++++ Provided information ++++

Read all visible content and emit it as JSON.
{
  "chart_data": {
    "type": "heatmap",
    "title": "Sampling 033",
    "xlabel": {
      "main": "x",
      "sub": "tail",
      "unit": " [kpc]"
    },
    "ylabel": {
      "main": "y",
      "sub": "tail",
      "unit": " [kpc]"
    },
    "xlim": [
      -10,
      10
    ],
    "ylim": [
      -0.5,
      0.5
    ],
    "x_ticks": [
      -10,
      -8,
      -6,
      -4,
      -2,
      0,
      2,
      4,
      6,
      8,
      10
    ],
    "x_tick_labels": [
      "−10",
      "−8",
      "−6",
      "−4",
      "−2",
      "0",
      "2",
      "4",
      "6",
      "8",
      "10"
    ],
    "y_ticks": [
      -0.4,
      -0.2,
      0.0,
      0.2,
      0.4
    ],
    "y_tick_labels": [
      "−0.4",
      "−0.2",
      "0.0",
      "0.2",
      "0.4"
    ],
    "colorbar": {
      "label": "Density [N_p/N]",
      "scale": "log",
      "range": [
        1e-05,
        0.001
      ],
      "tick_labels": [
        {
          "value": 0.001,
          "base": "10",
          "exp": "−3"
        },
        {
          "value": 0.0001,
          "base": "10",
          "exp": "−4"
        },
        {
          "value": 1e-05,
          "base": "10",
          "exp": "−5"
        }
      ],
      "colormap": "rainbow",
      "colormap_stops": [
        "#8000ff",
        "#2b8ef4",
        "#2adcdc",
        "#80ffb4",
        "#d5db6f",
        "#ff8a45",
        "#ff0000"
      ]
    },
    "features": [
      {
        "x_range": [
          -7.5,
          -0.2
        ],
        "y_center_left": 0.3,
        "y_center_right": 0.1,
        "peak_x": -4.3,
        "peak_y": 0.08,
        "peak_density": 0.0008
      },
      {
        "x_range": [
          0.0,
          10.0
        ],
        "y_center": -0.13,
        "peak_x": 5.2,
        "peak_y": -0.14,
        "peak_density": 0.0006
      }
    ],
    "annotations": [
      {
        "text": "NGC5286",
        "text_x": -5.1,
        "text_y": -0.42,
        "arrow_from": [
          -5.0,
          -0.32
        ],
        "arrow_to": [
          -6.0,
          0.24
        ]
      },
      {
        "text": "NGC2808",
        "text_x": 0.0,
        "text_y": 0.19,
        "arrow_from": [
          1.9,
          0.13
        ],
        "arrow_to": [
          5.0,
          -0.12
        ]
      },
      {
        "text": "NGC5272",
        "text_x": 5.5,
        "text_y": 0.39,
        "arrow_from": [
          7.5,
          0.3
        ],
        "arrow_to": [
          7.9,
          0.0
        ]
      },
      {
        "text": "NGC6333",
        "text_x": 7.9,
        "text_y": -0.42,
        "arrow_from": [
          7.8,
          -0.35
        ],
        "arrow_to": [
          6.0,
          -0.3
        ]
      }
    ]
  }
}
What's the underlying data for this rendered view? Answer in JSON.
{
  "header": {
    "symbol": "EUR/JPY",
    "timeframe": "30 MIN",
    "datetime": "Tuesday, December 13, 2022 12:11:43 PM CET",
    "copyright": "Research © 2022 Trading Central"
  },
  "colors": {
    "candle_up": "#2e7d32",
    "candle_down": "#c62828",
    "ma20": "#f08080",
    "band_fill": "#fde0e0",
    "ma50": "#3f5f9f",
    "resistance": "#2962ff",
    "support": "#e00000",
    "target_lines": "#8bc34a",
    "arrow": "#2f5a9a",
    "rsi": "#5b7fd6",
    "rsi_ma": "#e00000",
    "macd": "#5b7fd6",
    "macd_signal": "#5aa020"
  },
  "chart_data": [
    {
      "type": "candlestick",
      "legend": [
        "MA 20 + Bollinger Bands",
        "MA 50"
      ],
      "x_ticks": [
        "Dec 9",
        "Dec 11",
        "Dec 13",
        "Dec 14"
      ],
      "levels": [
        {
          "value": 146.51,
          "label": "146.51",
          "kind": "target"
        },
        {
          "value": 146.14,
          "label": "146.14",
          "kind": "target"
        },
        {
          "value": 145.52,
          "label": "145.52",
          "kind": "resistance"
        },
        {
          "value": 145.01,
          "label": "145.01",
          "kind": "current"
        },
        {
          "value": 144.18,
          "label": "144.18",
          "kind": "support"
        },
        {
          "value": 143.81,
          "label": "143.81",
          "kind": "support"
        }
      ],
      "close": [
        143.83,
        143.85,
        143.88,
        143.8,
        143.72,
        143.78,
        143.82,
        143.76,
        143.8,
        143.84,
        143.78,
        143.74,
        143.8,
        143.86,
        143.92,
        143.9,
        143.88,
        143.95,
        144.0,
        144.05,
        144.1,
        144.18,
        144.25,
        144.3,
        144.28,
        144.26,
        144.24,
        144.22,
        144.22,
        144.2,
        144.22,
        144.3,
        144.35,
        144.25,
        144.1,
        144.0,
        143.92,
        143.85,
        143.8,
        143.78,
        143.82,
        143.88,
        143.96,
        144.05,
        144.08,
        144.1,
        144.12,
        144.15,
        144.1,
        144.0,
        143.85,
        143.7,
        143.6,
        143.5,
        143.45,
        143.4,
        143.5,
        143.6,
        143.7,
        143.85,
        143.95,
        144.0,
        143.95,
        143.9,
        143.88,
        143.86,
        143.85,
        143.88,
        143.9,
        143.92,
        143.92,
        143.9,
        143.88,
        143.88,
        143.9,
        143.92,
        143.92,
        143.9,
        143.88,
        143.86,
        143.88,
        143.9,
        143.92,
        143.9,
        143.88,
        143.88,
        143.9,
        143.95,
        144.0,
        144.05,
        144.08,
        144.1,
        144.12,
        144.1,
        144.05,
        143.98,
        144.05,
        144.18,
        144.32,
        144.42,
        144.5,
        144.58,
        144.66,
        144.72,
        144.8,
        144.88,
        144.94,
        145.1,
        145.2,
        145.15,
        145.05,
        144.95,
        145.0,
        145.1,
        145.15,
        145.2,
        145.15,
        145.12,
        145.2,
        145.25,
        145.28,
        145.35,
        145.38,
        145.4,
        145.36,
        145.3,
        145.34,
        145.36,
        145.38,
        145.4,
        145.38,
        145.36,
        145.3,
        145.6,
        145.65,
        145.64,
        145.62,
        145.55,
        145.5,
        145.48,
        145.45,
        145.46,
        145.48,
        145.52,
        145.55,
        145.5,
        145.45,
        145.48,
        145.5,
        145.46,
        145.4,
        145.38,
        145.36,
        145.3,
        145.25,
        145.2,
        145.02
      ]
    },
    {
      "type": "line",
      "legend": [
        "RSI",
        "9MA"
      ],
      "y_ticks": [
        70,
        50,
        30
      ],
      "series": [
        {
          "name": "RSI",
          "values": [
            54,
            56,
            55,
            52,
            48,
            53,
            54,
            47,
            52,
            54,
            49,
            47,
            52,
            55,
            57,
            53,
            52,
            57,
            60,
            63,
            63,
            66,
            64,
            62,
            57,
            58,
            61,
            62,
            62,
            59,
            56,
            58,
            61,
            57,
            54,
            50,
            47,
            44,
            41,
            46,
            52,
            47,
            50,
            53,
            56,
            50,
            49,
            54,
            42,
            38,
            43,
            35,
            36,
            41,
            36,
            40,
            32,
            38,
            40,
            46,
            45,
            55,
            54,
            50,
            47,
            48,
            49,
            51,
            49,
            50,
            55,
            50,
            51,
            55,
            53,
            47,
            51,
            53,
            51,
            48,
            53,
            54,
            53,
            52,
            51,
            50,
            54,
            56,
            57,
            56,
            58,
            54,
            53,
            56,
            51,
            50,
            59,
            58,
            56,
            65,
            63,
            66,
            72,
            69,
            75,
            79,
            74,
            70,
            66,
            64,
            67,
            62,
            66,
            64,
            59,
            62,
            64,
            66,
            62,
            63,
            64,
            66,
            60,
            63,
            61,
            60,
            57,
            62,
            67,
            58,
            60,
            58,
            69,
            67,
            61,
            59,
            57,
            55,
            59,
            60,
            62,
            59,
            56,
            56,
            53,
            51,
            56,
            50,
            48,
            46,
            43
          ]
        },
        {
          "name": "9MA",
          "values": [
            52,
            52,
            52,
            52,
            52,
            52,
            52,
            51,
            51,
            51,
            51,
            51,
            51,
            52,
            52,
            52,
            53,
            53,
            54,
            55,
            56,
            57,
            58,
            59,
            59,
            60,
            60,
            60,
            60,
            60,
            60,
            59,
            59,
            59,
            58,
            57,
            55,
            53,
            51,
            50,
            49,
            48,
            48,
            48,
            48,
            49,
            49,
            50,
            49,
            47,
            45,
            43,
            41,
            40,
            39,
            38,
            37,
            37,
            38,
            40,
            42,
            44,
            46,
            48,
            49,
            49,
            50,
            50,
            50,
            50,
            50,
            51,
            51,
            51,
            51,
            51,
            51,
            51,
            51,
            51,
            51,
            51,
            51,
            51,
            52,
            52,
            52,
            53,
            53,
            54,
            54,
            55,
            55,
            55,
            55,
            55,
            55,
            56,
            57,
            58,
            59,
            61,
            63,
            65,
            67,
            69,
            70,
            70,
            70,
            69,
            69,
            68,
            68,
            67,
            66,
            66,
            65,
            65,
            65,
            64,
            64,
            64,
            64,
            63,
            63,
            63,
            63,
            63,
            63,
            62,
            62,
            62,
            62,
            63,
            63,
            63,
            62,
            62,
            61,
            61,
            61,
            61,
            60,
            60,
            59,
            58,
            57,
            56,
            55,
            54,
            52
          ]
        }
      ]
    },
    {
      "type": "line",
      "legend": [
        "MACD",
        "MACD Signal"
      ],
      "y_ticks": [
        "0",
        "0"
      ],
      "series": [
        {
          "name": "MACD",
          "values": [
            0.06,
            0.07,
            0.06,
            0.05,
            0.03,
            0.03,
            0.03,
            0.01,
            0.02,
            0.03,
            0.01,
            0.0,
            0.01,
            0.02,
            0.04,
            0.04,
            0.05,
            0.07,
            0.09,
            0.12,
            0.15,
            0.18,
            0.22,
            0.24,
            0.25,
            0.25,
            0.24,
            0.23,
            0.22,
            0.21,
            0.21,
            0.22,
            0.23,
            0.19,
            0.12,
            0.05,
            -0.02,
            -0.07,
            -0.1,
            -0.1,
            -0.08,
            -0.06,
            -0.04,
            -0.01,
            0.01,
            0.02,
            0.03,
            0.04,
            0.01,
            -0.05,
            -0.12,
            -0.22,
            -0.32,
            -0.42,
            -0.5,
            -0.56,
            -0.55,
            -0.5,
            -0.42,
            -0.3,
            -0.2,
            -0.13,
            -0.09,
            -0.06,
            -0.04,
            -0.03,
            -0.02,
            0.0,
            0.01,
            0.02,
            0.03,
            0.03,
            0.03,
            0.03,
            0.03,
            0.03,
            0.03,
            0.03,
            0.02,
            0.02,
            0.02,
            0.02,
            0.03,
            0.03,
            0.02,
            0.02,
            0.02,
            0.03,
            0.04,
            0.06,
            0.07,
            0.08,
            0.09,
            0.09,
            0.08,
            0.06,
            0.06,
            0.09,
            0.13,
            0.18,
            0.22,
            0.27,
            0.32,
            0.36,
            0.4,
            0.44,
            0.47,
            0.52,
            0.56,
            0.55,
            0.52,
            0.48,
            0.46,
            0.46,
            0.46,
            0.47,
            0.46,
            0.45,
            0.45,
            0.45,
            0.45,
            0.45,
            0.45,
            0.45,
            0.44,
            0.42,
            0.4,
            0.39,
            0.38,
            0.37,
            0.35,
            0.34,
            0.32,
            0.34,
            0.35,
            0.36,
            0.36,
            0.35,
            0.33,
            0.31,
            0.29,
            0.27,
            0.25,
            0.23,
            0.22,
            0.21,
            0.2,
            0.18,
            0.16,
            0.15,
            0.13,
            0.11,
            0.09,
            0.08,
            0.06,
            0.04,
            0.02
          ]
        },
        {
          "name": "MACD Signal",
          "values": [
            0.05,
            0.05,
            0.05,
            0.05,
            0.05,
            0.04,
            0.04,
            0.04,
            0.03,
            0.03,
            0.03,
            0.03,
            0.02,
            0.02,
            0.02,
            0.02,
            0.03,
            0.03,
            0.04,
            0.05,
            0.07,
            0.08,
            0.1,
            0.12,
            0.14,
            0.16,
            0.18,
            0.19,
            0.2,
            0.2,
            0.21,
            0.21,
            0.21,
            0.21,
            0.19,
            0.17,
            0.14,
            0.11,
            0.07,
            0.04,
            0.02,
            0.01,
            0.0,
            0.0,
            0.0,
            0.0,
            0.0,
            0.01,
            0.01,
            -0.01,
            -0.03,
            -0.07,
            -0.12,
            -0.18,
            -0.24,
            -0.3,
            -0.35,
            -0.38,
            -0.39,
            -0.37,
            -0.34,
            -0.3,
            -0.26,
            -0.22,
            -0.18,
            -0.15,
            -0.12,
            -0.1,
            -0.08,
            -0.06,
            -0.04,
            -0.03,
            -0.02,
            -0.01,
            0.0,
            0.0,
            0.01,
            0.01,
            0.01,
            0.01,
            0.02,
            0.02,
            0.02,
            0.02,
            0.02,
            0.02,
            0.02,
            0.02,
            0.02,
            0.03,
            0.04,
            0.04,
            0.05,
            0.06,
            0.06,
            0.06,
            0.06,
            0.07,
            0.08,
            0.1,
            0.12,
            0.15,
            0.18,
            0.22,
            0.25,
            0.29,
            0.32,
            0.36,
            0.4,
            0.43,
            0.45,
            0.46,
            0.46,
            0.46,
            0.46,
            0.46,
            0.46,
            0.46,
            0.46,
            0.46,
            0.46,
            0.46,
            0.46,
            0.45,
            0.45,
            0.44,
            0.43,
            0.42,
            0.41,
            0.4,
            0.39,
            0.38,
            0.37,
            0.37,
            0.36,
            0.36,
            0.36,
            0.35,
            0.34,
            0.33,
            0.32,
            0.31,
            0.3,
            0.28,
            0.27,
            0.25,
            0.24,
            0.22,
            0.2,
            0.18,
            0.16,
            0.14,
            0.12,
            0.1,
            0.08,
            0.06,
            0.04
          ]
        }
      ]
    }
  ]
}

++++

Give the count of lines in the records that contain "resistance", and no other text.

2